Short exercise -> Skip any picture you find and retype all the remaining lines exactly.

**** Exercise materials

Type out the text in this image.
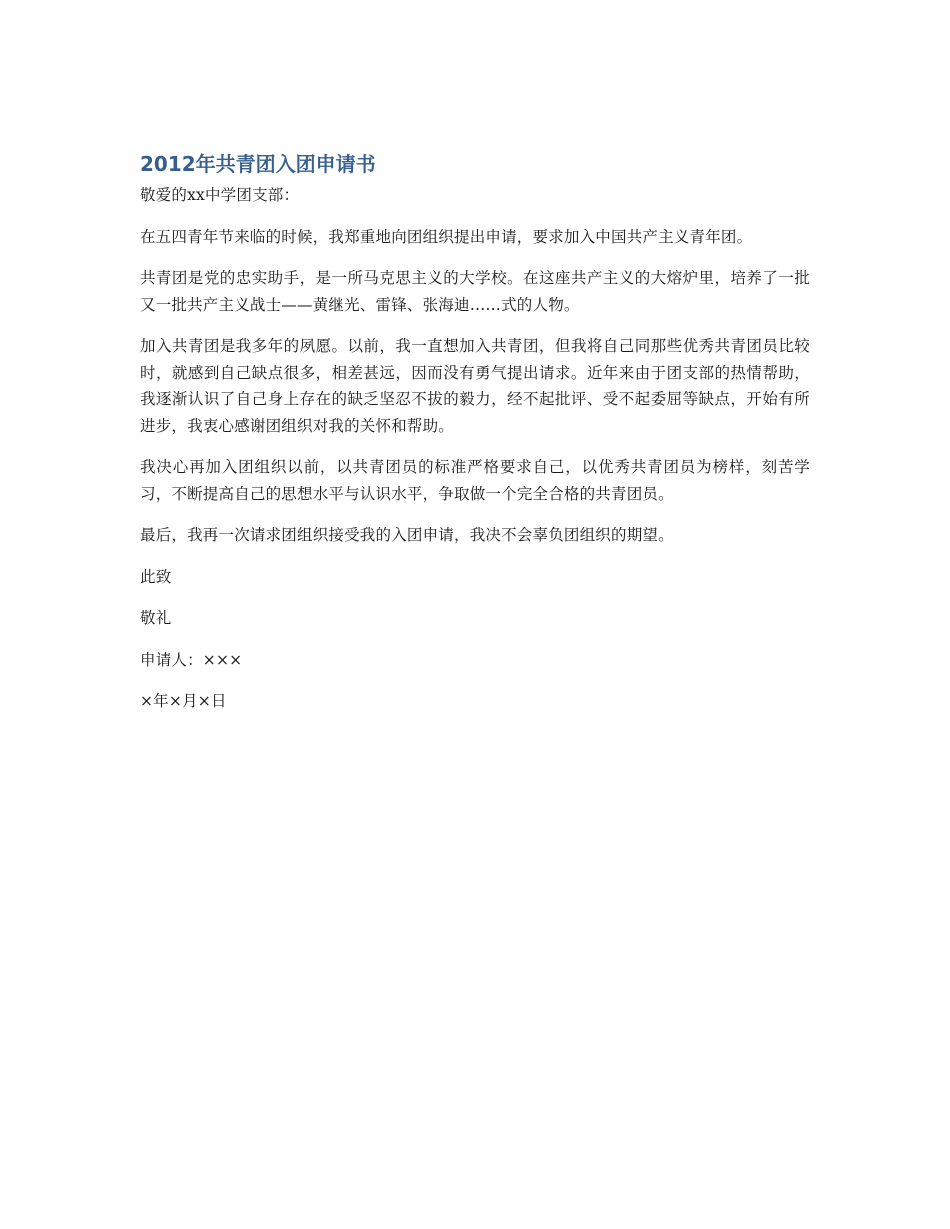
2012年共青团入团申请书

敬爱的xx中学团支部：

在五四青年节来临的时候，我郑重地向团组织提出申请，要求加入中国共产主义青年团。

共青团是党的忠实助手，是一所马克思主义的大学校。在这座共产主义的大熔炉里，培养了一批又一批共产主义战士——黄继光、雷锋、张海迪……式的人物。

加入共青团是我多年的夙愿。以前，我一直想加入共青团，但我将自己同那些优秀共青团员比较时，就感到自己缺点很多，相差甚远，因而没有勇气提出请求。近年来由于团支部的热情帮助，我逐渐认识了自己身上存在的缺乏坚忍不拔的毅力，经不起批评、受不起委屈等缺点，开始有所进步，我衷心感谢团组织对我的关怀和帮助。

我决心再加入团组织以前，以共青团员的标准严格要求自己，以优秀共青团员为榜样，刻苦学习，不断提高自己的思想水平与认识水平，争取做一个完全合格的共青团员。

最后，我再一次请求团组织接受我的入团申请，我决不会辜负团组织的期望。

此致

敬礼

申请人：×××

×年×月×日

********

Task answer ->
Type out the text in this image.
2012年共青团入团申请书

敬爱的xx中学团支部：

在五四青年节来临的时候，我郑重地向团组织提出申请，要求加入中国共产主义青年团。

共青团是党的忠实助手，是一所马克思主义的大学校。在这座共产主义的大熔炉里，培养了一批又一批共产主义战士——黄继光、雷锋、张海迪……式的人物。

加入共青团是我多年的夙愿。以前，我一直想加入共青团，但我将自己同那些优秀共青团员比较时，就感到自己缺点很多，相差甚远，因而没有勇气提出请求。近年来由于团支部的热情帮助，我逐渐认识了自己身上存在的缺乏坚忍不拔的毅力，经不起批评、受不起委屈等缺点，开始有所进步，我衷心感谢团组织对我的关怀和帮助。

我决心再加入团组织以前，以共青团员的标准严格要求自己，以优秀共青团员为榜样，刻苦学习，不断提高自己的思想水平与认识水平，争取做一个完全合格的共青团员。

最后，我再一次请求团组织接受我的入团申请，我决不会辜负团组织的期望。

此致

敬礼

申请人：×××

×年×月×日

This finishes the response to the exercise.